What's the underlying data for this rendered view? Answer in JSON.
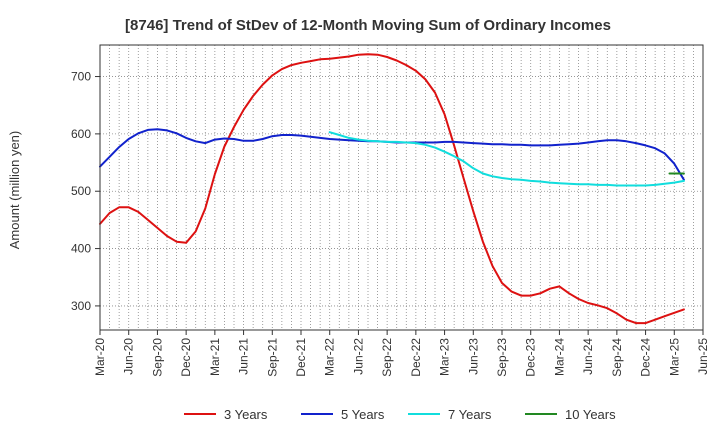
{
  "chart_data": {
    "type": "line",
    "title": "[8746]  Trend of StDev of 12-Month Moving Sum of Ordinary Incomes",
    "xlabel": "",
    "ylabel": "Amount (million yen)",
    "ylim": [
      258,
      755
    ],
    "yticks": [
      300,
      400,
      500,
      600,
      700
    ],
    "x_tick_labels": [
      "Mar-20",
      "Jun-20",
      "Sep-20",
      "Dec-20",
      "Mar-21",
      "Jun-21",
      "Sep-21",
      "Dec-21",
      "Mar-22",
      "Jun-22",
      "Sep-22",
      "Dec-22",
      "Mar-23",
      "Jun-23",
      "Sep-23",
      "Dec-23",
      "Mar-24",
      "Jun-24",
      "Sep-24",
      "Dec-24",
      "Mar-25",
      "Jun-25"
    ],
    "x_unit": "months since Mar-20",
    "grid": true,
    "legend_position": "bottom",
    "series": [
      {
        "name": "3 Years",
        "color": "#dd1111",
        "points": [
          [
            0,
            443
          ],
          [
            1,
            462
          ],
          [
            2,
            472
          ],
          [
            3,
            472
          ],
          [
            4,
            464
          ],
          [
            5,
            450
          ],
          [
            6,
            436
          ],
          [
            7,
            422
          ],
          [
            8,
            412
          ],
          [
            9,
            410
          ],
          [
            10,
            430
          ],
          [
            11,
            470
          ],
          [
            12,
            530
          ],
          [
            13,
            578
          ],
          [
            14,
            612
          ],
          [
            15,
            642
          ],
          [
            16,
            666
          ],
          [
            17,
            686
          ],
          [
            18,
            702
          ],
          [
            19,
            713
          ],
          [
            20,
            720
          ],
          [
            21,
            724
          ],
          [
            22,
            727
          ],
          [
            23,
            730
          ],
          [
            24,
            731
          ],
          [
            25,
            733
          ],
          [
            26,
            735
          ],
          [
            27,
            738
          ],
          [
            28,
            739
          ],
          [
            29,
            738
          ],
          [
            30,
            734
          ],
          [
            31,
            728
          ],
          [
            32,
            720
          ],
          [
            33,
            710
          ],
          [
            34,
            695
          ],
          [
            35,
            672
          ],
          [
            36,
            634
          ],
          [
            37,
            580
          ],
          [
            38,
            522
          ],
          [
            39,
            465
          ],
          [
            40,
            412
          ],
          [
            41,
            370
          ],
          [
            42,
            340
          ],
          [
            43,
            325
          ],
          [
            44,
            318
          ],
          [
            45,
            318
          ],
          [
            46,
            322
          ],
          [
            47,
            330
          ],
          [
            48,
            334
          ],
          [
            49,
            322
          ],
          [
            50,
            312
          ],
          [
            51,
            305
          ],
          [
            52,
            301
          ],
          [
            53,
            296
          ],
          [
            54,
            287
          ],
          [
            55,
            276
          ],
          [
            56,
            270
          ],
          [
            57,
            270
          ],
          [
            58,
            276
          ],
          [
            59,
            282
          ],
          [
            60,
            288
          ],
          [
            61,
            294
          ]
        ]
      },
      {
        "name": "5 Years",
        "color": "#1122cc",
        "points": [
          [
            0,
            543
          ],
          [
            1,
            560
          ],
          [
            2,
            577
          ],
          [
            3,
            591
          ],
          [
            4,
            601
          ],
          [
            5,
            607
          ],
          [
            6,
            608
          ],
          [
            7,
            606
          ],
          [
            8,
            601
          ],
          [
            9,
            593
          ],
          [
            10,
            587
          ],
          [
            11,
            584
          ],
          [
            12,
            590
          ],
          [
            13,
            592
          ],
          [
            14,
            591
          ],
          [
            15,
            588
          ],
          [
            16,
            588
          ],
          [
            17,
            591
          ],
          [
            18,
            596
          ],
          [
            19,
            598
          ],
          [
            20,
            598
          ],
          [
            21,
            597
          ],
          [
            22,
            595
          ],
          [
            23,
            593
          ],
          [
            24,
            591
          ],
          [
            25,
            590
          ],
          [
            26,
            589
          ],
          [
            27,
            588
          ],
          [
            28,
            587
          ],
          [
            29,
            587
          ],
          [
            30,
            586
          ],
          [
            31,
            585
          ],
          [
            32,
            585
          ],
          [
            33,
            585
          ],
          [
            34,
            585
          ],
          [
            35,
            585
          ],
          [
            36,
            586
          ],
          [
            37,
            586
          ],
          [
            38,
            585
          ],
          [
            39,
            584
          ],
          [
            40,
            583
          ],
          [
            41,
            582
          ],
          [
            42,
            582
          ],
          [
            43,
            581
          ],
          [
            44,
            581
          ],
          [
            45,
            580
          ],
          [
            46,
            580
          ],
          [
            47,
            580
          ],
          [
            48,
            581
          ],
          [
            49,
            582
          ],
          [
            50,
            583
          ],
          [
            51,
            585
          ],
          [
            52,
            587
          ],
          [
            53,
            589
          ],
          [
            54,
            589
          ],
          [
            55,
            587
          ],
          [
            56,
            584
          ],
          [
            57,
            580
          ],
          [
            58,
            575
          ],
          [
            59,
            566
          ],
          [
            60,
            548
          ],
          [
            61,
            520
          ]
        ]
      },
      {
        "name": "7 Years",
        "color": "#11dddd",
        "points": [
          [
            24,
            603
          ],
          [
            25,
            598
          ],
          [
            26,
            593
          ],
          [
            27,
            590
          ],
          [
            28,
            588
          ],
          [
            29,
            587
          ],
          [
            30,
            586
          ],
          [
            31,
            586
          ],
          [
            32,
            585
          ],
          [
            33,
            584
          ],
          [
            34,
            581
          ],
          [
            35,
            576
          ],
          [
            36,
            569
          ],
          [
            37,
            561
          ],
          [
            38,
            552
          ],
          [
            39,
            540
          ],
          [
            40,
            531
          ],
          [
            41,
            526
          ],
          [
            42,
            523
          ],
          [
            43,
            521
          ],
          [
            44,
            520
          ],
          [
            45,
            518
          ],
          [
            46,
            517
          ],
          [
            47,
            515
          ],
          [
            48,
            514
          ],
          [
            49,
            513
          ],
          [
            50,
            512
          ],
          [
            51,
            512
          ],
          [
            52,
            511
          ],
          [
            53,
            511
          ],
          [
            54,
            510
          ],
          [
            55,
            510
          ],
          [
            56,
            510
          ],
          [
            57,
            510
          ],
          [
            58,
            511
          ],
          [
            59,
            513
          ],
          [
            60,
            515
          ],
          [
            61,
            518
          ]
        ]
      },
      {
        "name": "10 Years",
        "color": "#228822",
        "points": [
          [
            59.5,
            531
          ],
          [
            61,
            531
          ]
        ]
      }
    ]
  }
}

• _Exercise_: Verbatim reproduction of every record is required; images are left out.

• _Full response_:
What's the underlying data for this rendered view? Answer in JSON.
{
  "chart_data": {
    "type": "line",
    "title": "[8746]  Trend of StDev of 12-Month Moving Sum of Ordinary Incomes",
    "xlabel": "",
    "ylabel": "Amount (million yen)",
    "ylim": [
      258,
      755
    ],
    "yticks": [
      300,
      400,
      500,
      600,
      700
    ],
    "x_tick_labels": [
      "Mar-20",
      "Jun-20",
      "Sep-20",
      "Dec-20",
      "Mar-21",
      "Jun-21",
      "Sep-21",
      "Dec-21",
      "Mar-22",
      "Jun-22",
      "Sep-22",
      "Dec-22",
      "Mar-23",
      "Jun-23",
      "Sep-23",
      "Dec-23",
      "Mar-24",
      "Jun-24",
      "Sep-24",
      "Dec-24",
      "Mar-25",
      "Jun-25"
    ],
    "x_unit": "months since Mar-20",
    "grid": true,
    "legend_position": "bottom",
    "series": [
      {
        "name": "3 Years",
        "color": "#dd1111",
        "points": [
          [
            0,
            443
          ],
          [
            1,
            462
          ],
          [
            2,
            472
          ],
          [
            3,
            472
          ],
          [
            4,
            464
          ],
          [
            5,
            450
          ],
          [
            6,
            436
          ],
          [
            7,
            422
          ],
          [
            8,
            412
          ],
          [
            9,
            410
          ],
          [
            10,
            430
          ],
          [
            11,
            470
          ],
          [
            12,
            530
          ],
          [
            13,
            578
          ],
          [
            14,
            612
          ],
          [
            15,
            642
          ],
          [
            16,
            666
          ],
          [
            17,
            686
          ],
          [
            18,
            702
          ],
          [
            19,
            713
          ],
          [
            20,
            720
          ],
          [
            21,
            724
          ],
          [
            22,
            727
          ],
          [
            23,
            730
          ],
          [
            24,
            731
          ],
          [
            25,
            733
          ],
          [
            26,
            735
          ],
          [
            27,
            738
          ],
          [
            28,
            739
          ],
          [
            29,
            738
          ],
          [
            30,
            734
          ],
          [
            31,
            728
          ],
          [
            32,
            720
          ],
          [
            33,
            710
          ],
          [
            34,
            695
          ],
          [
            35,
            672
          ],
          [
            36,
            634
          ],
          [
            37,
            580
          ],
          [
            38,
            522
          ],
          [
            39,
            465
          ],
          [
            40,
            412
          ],
          [
            41,
            370
          ],
          [
            42,
            340
          ],
          [
            43,
            325
          ],
          [
            44,
            318
          ],
          [
            45,
            318
          ],
          [
            46,
            322
          ],
          [
            47,
            330
          ],
          [
            48,
            334
          ],
          [
            49,
            322
          ],
          [
            50,
            312
          ],
          [
            51,
            305
          ],
          [
            52,
            301
          ],
          [
            53,
            296
          ],
          [
            54,
            287
          ],
          [
            55,
            276
          ],
          [
            56,
            270
          ],
          [
            57,
            270
          ],
          [
            58,
            276
          ],
          [
            59,
            282
          ],
          [
            60,
            288
          ],
          [
            61,
            294
          ]
        ]
      },
      {
        "name": "5 Years",
        "color": "#1122cc",
        "points": [
          [
            0,
            543
          ],
          [
            1,
            560
          ],
          [
            2,
            577
          ],
          [
            3,
            591
          ],
          [
            4,
            601
          ],
          [
            5,
            607
          ],
          [
            6,
            608
          ],
          [
            7,
            606
          ],
          [
            8,
            601
          ],
          [
            9,
            593
          ],
          [
            10,
            587
          ],
          [
            11,
            584
          ],
          [
            12,
            590
          ],
          [
            13,
            592
          ],
          [
            14,
            591
          ],
          [
            15,
            588
          ],
          [
            16,
            588
          ],
          [
            17,
            591
          ],
          [
            18,
            596
          ],
          [
            19,
            598
          ],
          [
            20,
            598
          ],
          [
            21,
            597
          ],
          [
            22,
            595
          ],
          [
            23,
            593
          ],
          [
            24,
            591
          ],
          [
            25,
            590
          ],
          [
            26,
            589
          ],
          [
            27,
            588
          ],
          [
            28,
            587
          ],
          [
            29,
            587
          ],
          [
            30,
            586
          ],
          [
            31,
            585
          ],
          [
            32,
            585
          ],
          [
            33,
            585
          ],
          [
            34,
            585
          ],
          [
            35,
            585
          ],
          [
            36,
            586
          ],
          [
            37,
            586
          ],
          [
            38,
            585
          ],
          [
            39,
            584
          ],
          [
            40,
            583
          ],
          [
            41,
            582
          ],
          [
            42,
            582
          ],
          [
            43,
            581
          ],
          [
            44,
            581
          ],
          [
            45,
            580
          ],
          [
            46,
            580
          ],
          [
            47,
            580
          ],
          [
            48,
            581
          ],
          [
            49,
            582
          ],
          [
            50,
            583
          ],
          [
            51,
            585
          ],
          [
            52,
            587
          ],
          [
            53,
            589
          ],
          [
            54,
            589
          ],
          [
            55,
            587
          ],
          [
            56,
            584
          ],
          [
            57,
            580
          ],
          [
            58,
            575
          ],
          [
            59,
            566
          ],
          [
            60,
            548
          ],
          [
            61,
            520
          ]
        ]
      },
      {
        "name": "7 Years",
        "color": "#11dddd",
        "points": [
          [
            24,
            603
          ],
          [
            25,
            598
          ],
          [
            26,
            593
          ],
          [
            27,
            590
          ],
          [
            28,
            588
          ],
          [
            29,
            587
          ],
          [
            30,
            586
          ],
          [
            31,
            586
          ],
          [
            32,
            585
          ],
          [
            33,
            584
          ],
          [
            34,
            581
          ],
          [
            35,
            576
          ],
          [
            36,
            569
          ],
          [
            37,
            561
          ],
          [
            38,
            552
          ],
          [
            39,
            540
          ],
          [
            40,
            531
          ],
          [
            41,
            526
          ],
          [
            42,
            523
          ],
          [
            43,
            521
          ],
          [
            44,
            520
          ],
          [
            45,
            518
          ],
          [
            46,
            517
          ],
          [
            47,
            515
          ],
          [
            48,
            514
          ],
          [
            49,
            513
          ],
          [
            50,
            512
          ],
          [
            51,
            512
          ],
          [
            52,
            511
          ],
          [
            53,
            511
          ],
          [
            54,
            510
          ],
          [
            55,
            510
          ],
          [
            56,
            510
          ],
          [
            57,
            510
          ],
          [
            58,
            511
          ],
          [
            59,
            513
          ],
          [
            60,
            515
          ],
          [
            61,
            518
          ]
        ]
      },
      {
        "name": "10 Years",
        "color": "#228822",
        "points": [
          [
            59.5,
            531
          ],
          [
            61,
            531
          ]
        ]
      }
    ]
  }
}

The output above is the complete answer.